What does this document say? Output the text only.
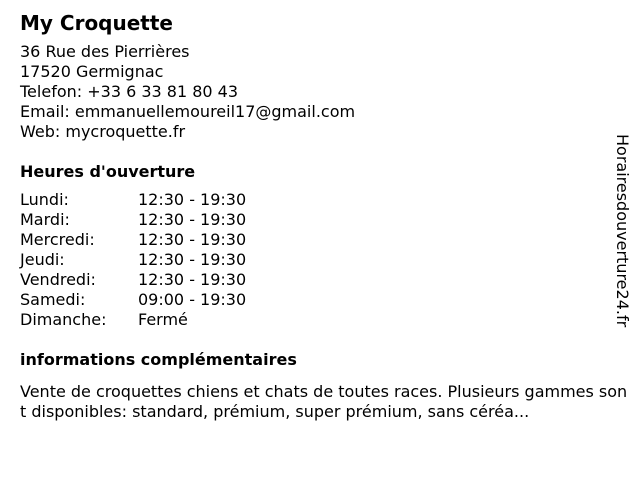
My Croquette
36 Rue des Pierrières
17520 Germignac
Telefon: +33 6 33 81 80 43
Email: emmanuellemoureil17@gmail.com
Web: mycroquette.fr
Heures d'ouverture
Lundi:	12:30 - 19:30
Mardi:	12:30 - 19:30
Mercredi:	12:30 - 19:30
Jeudi:	12:30 - 19:30
Vendredi:	12:30 - 19:30
Samedi:	09:00 - 19:30
Dimanche:	Fermé
informations complémentaires
Vente de croquettes chiens et chats de toutes races. Plusieurs gammes sont disponibles: standard, prémium, super prémium, sans céréa...
Horairesdouverture24.fr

---*---

Copy the listing in full and without alteration, omitting every picture.

What does this document say? Output the text only.
My Croquette
36 Rue des Pierrières
17520 Germignac
Telefon: +33 6 33 81 80 43
Email: emmanuellemoureil17@gmail.com
Web: mycroquette.fr
Heures d'ouverture
Lundi:	12:30 - 19:30
Mardi:	12:30 - 19:30
Mercredi:	12:30 - 19:30
Jeudi:	12:30 - 19:30
Vendredi:	12:30 - 19:30
Samedi:	09:00 - 19:30
Dimanche:	Fermé
informations complémentaires
Vente de croquettes chiens et chats de toutes races. Plusieurs gammes sont disponibles: standard, prémium, super prémium, sans céréa...
Horairesdouverture24.fr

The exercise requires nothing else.